> _EXERCISE_
Write out each entry, exactly the way it appears.
---
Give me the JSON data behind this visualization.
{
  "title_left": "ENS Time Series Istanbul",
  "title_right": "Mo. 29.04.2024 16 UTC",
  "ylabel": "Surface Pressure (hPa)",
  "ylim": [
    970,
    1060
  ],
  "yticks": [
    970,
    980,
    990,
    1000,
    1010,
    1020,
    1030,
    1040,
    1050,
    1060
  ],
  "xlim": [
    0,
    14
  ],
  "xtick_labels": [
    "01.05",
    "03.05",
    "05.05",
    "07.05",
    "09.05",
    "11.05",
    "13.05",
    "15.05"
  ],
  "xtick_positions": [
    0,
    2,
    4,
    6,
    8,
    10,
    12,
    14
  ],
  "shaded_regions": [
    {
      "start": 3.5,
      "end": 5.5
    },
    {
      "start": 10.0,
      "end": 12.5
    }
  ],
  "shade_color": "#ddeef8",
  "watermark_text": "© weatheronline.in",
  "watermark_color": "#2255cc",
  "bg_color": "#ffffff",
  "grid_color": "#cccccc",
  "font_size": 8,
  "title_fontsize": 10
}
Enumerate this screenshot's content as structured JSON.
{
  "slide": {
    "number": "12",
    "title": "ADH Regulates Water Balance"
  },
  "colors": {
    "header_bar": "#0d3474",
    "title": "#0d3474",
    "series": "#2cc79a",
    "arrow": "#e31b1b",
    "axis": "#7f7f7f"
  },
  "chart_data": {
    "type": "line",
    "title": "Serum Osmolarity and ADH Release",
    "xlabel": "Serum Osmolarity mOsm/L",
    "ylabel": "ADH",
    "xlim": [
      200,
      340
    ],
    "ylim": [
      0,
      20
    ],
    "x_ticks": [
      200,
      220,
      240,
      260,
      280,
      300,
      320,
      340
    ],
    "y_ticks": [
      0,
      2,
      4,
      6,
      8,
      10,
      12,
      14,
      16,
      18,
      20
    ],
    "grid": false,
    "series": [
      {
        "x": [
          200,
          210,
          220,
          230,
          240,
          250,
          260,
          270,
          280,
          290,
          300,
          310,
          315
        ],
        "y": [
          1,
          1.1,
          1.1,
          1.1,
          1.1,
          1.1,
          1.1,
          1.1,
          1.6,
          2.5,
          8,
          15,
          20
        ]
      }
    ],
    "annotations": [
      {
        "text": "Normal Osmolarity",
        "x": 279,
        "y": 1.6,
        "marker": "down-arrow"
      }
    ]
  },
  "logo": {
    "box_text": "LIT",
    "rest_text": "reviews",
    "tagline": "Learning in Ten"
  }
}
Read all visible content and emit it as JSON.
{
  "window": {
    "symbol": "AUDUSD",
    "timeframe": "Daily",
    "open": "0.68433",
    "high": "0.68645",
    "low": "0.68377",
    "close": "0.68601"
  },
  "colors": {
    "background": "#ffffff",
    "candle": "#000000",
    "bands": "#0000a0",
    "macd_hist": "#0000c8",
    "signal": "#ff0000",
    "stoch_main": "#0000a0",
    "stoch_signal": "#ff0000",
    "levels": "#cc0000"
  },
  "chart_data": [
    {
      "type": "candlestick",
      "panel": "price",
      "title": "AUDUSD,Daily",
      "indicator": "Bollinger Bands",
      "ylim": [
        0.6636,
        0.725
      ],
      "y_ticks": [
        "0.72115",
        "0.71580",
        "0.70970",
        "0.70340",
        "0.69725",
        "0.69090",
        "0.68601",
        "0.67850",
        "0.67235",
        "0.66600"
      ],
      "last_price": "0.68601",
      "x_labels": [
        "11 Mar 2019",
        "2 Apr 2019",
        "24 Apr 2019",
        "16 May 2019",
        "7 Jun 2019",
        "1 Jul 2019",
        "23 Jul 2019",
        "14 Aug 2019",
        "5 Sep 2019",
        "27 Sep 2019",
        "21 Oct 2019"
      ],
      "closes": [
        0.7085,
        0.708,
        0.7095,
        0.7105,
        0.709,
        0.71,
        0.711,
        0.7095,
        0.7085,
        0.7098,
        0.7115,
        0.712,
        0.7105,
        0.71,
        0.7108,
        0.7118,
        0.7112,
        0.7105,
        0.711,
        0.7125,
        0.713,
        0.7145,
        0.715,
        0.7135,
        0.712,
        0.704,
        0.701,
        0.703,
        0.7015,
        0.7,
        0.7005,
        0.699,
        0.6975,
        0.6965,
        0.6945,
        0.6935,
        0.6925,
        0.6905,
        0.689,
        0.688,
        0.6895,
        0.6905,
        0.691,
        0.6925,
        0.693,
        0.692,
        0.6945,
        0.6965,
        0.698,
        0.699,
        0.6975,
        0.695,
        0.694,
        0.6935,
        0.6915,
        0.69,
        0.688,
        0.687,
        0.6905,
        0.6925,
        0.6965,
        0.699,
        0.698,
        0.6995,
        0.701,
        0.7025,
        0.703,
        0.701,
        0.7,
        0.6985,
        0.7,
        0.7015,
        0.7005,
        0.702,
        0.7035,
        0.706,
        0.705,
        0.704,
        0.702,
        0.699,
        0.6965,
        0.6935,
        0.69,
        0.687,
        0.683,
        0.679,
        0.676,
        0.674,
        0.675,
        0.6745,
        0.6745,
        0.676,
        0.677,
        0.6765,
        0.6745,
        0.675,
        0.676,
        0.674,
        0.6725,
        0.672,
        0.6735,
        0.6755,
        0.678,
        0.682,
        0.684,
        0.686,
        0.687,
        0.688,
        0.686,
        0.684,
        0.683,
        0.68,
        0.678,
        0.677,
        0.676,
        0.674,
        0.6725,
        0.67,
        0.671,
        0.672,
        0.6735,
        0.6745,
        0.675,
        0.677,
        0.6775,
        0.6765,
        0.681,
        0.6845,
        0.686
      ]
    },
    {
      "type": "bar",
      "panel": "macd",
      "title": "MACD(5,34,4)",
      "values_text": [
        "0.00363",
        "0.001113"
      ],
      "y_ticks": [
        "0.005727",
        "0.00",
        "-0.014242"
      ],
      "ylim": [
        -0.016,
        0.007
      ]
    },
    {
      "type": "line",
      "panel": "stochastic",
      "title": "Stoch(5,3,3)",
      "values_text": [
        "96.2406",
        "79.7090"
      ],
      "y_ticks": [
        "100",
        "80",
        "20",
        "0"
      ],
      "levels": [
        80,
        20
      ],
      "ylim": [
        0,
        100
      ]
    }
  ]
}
---
> _FINISHED EXERCISE_
Give me the JSON data behind this visualization.
{
  "title_left": "ENS Time Series Istanbul",
  "title_right": "Mo. 29.04.2024 16 UTC",
  "ylabel": "Surface Pressure (hPa)",
  "ylim": [
    970,
    1060
  ],
  "yticks": [
    970,
    980,
    990,
    1000,
    1010,
    1020,
    1030,
    1040,
    1050,
    1060
  ],
  "xlim": [
    0,
    14
  ],
  "xtick_labels": [
    "01.05",
    "03.05",
    "05.05",
    "07.05",
    "09.05",
    "11.05",
    "13.05",
    "15.05"
  ],
  "xtick_positions": [
    0,
    2,
    4,
    6,
    8,
    10,
    12,
    14
  ],
  "shaded_regions": [
    {
      "start": 3.5,
      "end": 5.5
    },
    {
      "start": 10.0,
      "end": 12.5
    }
  ],
  "shade_color": "#ddeef8",
  "watermark_text": "© weatheronline.in",
  "watermark_color": "#2255cc",
  "bg_color": "#ffffff",
  "grid_color": "#cccccc",
  "font_size": 8,
  "title_fontsize": 10
}
Enumerate this screenshot's content as structured JSON.
{
  "slide": {
    "number": "12",
    "title": "ADH Regulates Water Balance"
  },
  "colors": {
    "header_bar": "#0d3474",
    "title": "#0d3474",
    "series": "#2cc79a",
    "arrow": "#e31b1b",
    "axis": "#7f7f7f"
  },
  "chart_data": {
    "type": "line",
    "title": "Serum Osmolarity and ADH Release",
    "xlabel": "Serum Osmolarity mOsm/L",
    "ylabel": "ADH",
    "xlim": [
      200,
      340
    ],
    "ylim": [
      0,
      20
    ],
    "x_ticks": [
      200,
      220,
      240,
      260,
      280,
      300,
      320,
      340
    ],
    "y_ticks": [
      0,
      2,
      4,
      6,
      8,
      10,
      12,
      14,
      16,
      18,
      20
    ],
    "grid": false,
    "series": [
      {
        "x": [
          200,
          210,
          220,
          230,
          240,
          250,
          260,
          270,
          280,
          290,
          300,
          310,
          315
        ],
        "y": [
          1,
          1.1,
          1.1,
          1.1,
          1.1,
          1.1,
          1.1,
          1.1,
          1.6,
          2.5,
          8,
          15,
          20
        ]
      }
    ],
    "annotations": [
      {
        "text": "Normal Osmolarity",
        "x": 279,
        "y": 1.6,
        "marker": "down-arrow"
      }
    ]
  },
  "logo": {
    "box_text": "LIT",
    "rest_text": "reviews",
    "tagline": "Learning in Ten"
  }
}
Read all visible content and emit it as JSON.
{
  "window": {
    "symbol": "AUDUSD",
    "timeframe": "Daily",
    "open": "0.68433",
    "high": "0.68645",
    "low": "0.68377",
    "close": "0.68601"
  },
  "colors": {
    "background": "#ffffff",
    "candle": "#000000",
    "bands": "#0000a0",
    "macd_hist": "#0000c8",
    "signal": "#ff0000",
    "stoch_main": "#0000a0",
    "stoch_signal": "#ff0000",
    "levels": "#cc0000"
  },
  "chart_data": [
    {
      "type": "candlestick",
      "panel": "price",
      "title": "AUDUSD,Daily",
      "indicator": "Bollinger Bands",
      "ylim": [
        0.6636,
        0.725
      ],
      "y_ticks": [
        "0.72115",
        "0.71580",
        "0.70970",
        "0.70340",
        "0.69725",
        "0.69090",
        "0.68601",
        "0.67850",
        "0.67235",
        "0.66600"
      ],
      "last_price": "0.68601",
      "x_labels": [
        "11 Mar 2019",
        "2 Apr 2019",
        "24 Apr 2019",
        "16 May 2019",
        "7 Jun 2019",
        "1 Jul 2019",
        "23 Jul 2019",
        "14 Aug 2019",
        "5 Sep 2019",
        "27 Sep 2019",
        "21 Oct 2019"
      ],
      "closes": [
        0.7085,
        0.708,
        0.7095,
        0.7105,
        0.709,
        0.71,
        0.711,
        0.7095,
        0.7085,
        0.7098,
        0.7115,
        0.712,
        0.7105,
        0.71,
        0.7108,
        0.7118,
        0.7112,
        0.7105,
        0.711,
        0.7125,
        0.713,
        0.7145,
        0.715,
        0.7135,
        0.712,
        0.704,
        0.701,
        0.703,
        0.7015,
        0.7,
        0.7005,
        0.699,
        0.6975,
        0.6965,
        0.6945,
        0.6935,
        0.6925,
        0.6905,
        0.689,
        0.688,
        0.6895,
        0.6905,
        0.691,
        0.6925,
        0.693,
        0.692,
        0.6945,
        0.6965,
        0.698,
        0.699,
        0.6975,
        0.695,
        0.694,
        0.6935,
        0.6915,
        0.69,
        0.688,
        0.687,
        0.6905,
        0.6925,
        0.6965,
        0.699,
        0.698,
        0.6995,
        0.701,
        0.7025,
        0.703,
        0.701,
        0.7,
        0.6985,
        0.7,
        0.7015,
        0.7005,
        0.702,
        0.7035,
        0.706,
        0.705,
        0.704,
        0.702,
        0.699,
        0.6965,
        0.6935,
        0.69,
        0.687,
        0.683,
        0.679,
        0.676,
        0.674,
        0.675,
        0.6745,
        0.6745,
        0.676,
        0.677,
        0.6765,
        0.6745,
        0.675,
        0.676,
        0.674,
        0.6725,
        0.672,
        0.6735,
        0.6755,
        0.678,
        0.682,
        0.684,
        0.686,
        0.687,
        0.688,
        0.686,
        0.684,
        0.683,
        0.68,
        0.678,
        0.677,
        0.676,
        0.674,
        0.6725,
        0.67,
        0.671,
        0.672,
        0.6735,
        0.6745,
        0.675,
        0.677,
        0.6775,
        0.6765,
        0.681,
        0.6845,
        0.686
      ]
    },
    {
      "type": "bar",
      "panel": "macd",
      "title": "MACD(5,34,4)",
      "values_text": [
        "0.00363",
        "0.001113"
      ],
      "y_ticks": [
        "0.005727",
        "0.00",
        "-0.014242"
      ],
      "ylim": [
        -0.016,
        0.007
      ]
    },
    {
      "type": "line",
      "panel": "stochastic",
      "title": "Stoch(5,3,3)",
      "values_text": [
        "96.2406",
        "79.7090"
      ],
      "y_ticks": [
        "100",
        "80",
        "20",
        "0"
      ],
      "levels": [
        80,
        20
      ],
      "ylim": [
        0,
        100
      ]
    }
  ]
}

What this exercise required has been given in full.